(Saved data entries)
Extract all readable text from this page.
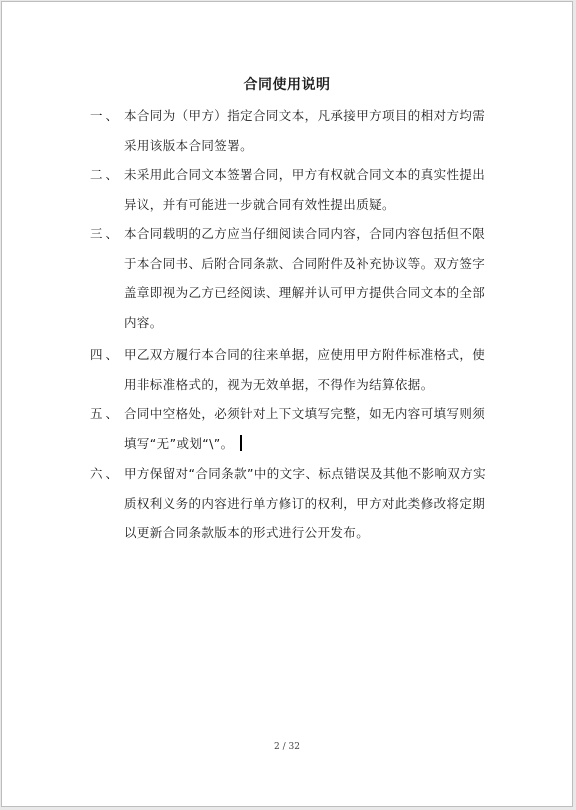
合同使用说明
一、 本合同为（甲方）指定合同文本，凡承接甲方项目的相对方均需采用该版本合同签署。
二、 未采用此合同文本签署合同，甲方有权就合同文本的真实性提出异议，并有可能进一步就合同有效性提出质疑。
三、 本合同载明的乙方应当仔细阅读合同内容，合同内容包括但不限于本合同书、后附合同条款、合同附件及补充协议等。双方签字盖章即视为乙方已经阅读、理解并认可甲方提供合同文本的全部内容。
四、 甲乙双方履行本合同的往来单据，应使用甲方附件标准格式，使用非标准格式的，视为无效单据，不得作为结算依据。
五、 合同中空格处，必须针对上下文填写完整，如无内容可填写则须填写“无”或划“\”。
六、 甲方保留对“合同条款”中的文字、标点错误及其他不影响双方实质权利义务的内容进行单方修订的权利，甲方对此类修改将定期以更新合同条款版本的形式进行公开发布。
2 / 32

...

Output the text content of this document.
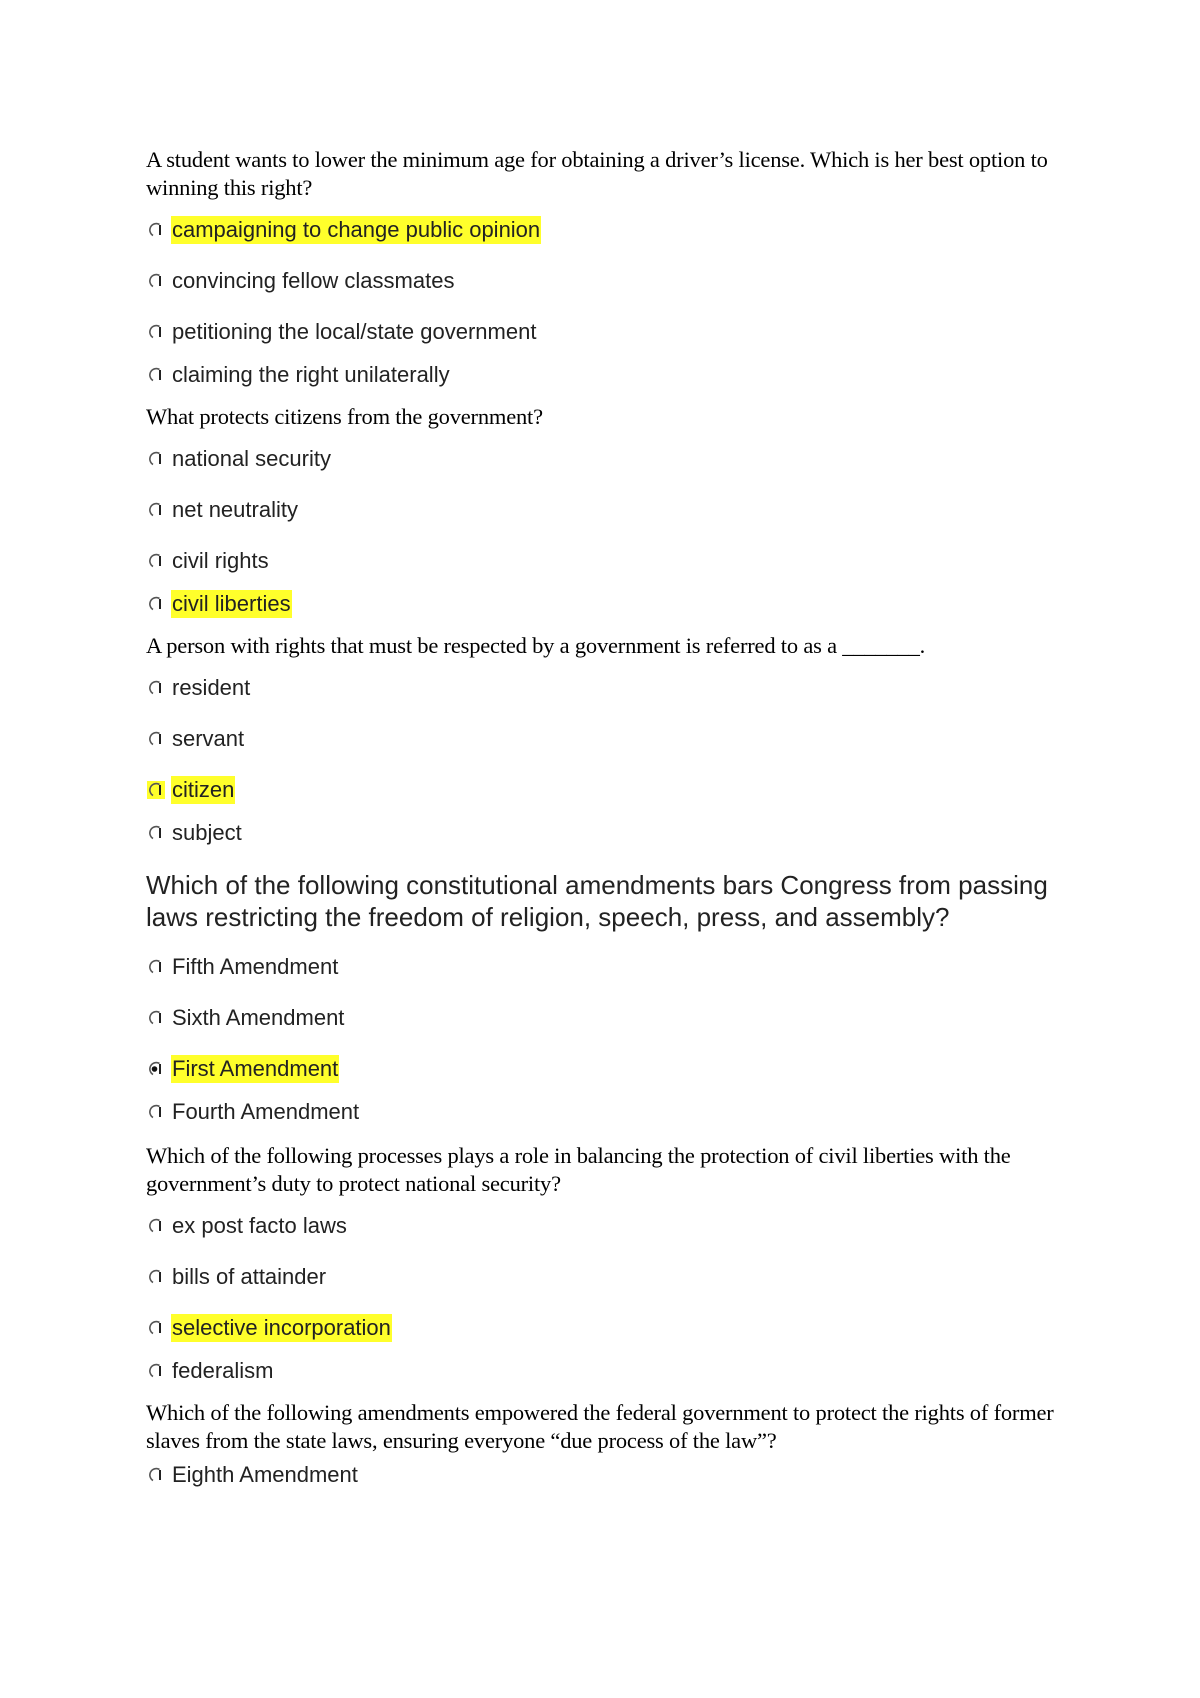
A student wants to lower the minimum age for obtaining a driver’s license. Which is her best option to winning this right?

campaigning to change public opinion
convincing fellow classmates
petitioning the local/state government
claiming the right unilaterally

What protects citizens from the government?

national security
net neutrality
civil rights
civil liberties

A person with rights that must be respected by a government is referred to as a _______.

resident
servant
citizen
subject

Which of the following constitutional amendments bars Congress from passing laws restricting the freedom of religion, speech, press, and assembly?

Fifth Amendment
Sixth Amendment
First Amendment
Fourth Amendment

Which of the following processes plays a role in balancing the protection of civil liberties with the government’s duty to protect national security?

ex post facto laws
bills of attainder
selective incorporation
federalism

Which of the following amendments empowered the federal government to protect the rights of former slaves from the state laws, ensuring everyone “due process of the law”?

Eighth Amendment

* Stated exercise *
Collect each line holding the string "from".

* Solution to this task *
Extract all readable text from this page.
What protects citizens from the government?
Which of the following constitutional amendments bars Congress from passing laws restricting the freedom of religion, speech, press, and assembly?
Which of the following amendments empowered the federal government to protect the rights of former slaves from the state laws, ensuring everyone “due process of the law”?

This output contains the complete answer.